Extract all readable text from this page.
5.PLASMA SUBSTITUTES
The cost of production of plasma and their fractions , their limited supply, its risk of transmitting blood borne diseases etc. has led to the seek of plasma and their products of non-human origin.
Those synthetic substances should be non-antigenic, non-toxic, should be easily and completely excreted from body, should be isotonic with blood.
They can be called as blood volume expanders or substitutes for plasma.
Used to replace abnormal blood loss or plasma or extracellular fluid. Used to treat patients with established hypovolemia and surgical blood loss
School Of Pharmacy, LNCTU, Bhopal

※

• [Task to carry out]: The answer must be every line from the records above that contains the word "blood", copied out.

• [Task output]:
The cost of production of plasma and their fractions , their limited supply, its risk of transmitting blood borne diseases etc. has led to the seek of plasma and their products of non-human origin.
Those synthetic substances should be non-antigenic, non-toxic, should be easily and completely excreted from body, should be isotonic with blood.
They can be called as blood volume expanders or substitutes for plasma.
Used to replace abnormal blood loss or plasma or extracellular fluid. Used to treat patients with established hypovolemia and surgical blood loss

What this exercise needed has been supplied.